[Records excerpted from a collection]
● ● ● ● ●
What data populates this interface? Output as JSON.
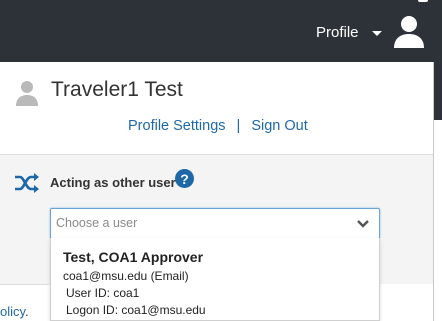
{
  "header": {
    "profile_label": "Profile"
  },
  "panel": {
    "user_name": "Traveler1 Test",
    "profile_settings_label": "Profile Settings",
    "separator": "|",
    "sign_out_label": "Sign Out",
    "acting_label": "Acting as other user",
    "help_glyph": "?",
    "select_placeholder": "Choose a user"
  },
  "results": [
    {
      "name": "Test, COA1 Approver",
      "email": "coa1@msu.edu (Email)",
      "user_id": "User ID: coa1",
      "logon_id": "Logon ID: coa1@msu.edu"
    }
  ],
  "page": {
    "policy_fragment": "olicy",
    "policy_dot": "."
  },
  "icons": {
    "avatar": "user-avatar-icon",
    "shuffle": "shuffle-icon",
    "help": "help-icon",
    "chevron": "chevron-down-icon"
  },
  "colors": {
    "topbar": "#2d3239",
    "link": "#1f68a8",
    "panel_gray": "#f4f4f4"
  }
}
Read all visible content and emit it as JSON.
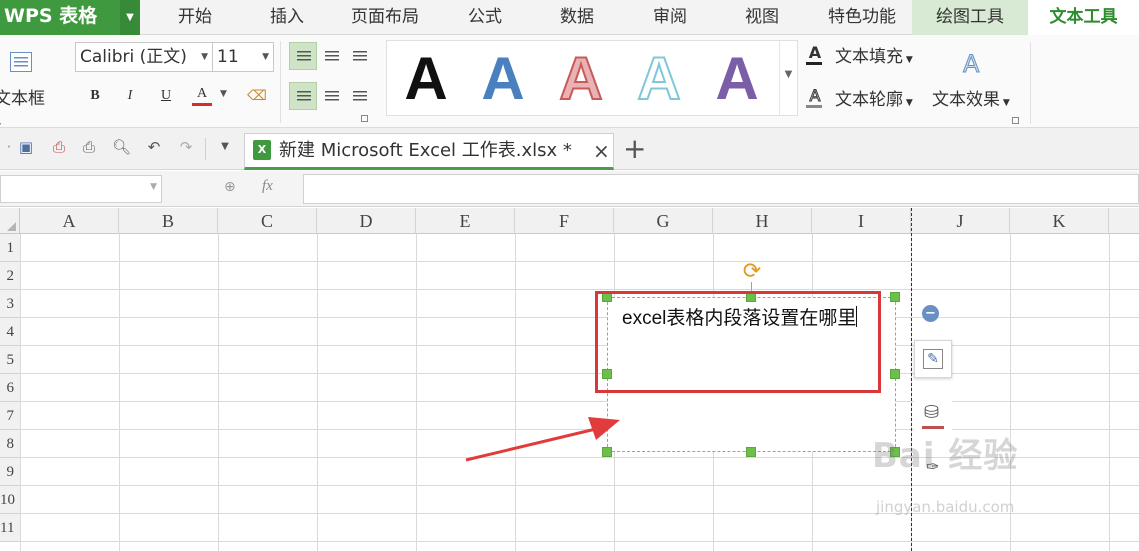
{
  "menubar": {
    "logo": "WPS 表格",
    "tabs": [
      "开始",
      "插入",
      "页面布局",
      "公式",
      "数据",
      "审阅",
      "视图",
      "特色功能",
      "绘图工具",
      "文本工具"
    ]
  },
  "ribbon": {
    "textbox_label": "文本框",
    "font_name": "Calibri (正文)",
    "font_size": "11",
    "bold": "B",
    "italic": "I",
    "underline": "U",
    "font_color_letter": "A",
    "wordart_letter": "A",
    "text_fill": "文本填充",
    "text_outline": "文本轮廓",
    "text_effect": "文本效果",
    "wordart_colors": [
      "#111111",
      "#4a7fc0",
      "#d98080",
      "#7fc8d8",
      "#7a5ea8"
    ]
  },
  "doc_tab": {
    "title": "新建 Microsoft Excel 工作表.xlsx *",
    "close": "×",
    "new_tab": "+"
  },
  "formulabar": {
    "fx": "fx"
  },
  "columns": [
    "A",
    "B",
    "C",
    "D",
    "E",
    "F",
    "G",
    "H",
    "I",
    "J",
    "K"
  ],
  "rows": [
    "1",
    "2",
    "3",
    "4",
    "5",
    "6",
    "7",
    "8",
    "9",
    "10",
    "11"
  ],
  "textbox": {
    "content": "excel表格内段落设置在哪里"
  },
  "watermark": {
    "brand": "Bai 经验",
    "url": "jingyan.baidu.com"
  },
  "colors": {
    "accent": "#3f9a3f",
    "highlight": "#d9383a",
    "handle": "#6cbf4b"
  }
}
● ● ● ● ●
Aim of the task
Go through the material above and count the lines that contain "Profile"; give that number alone.

Output of the task
2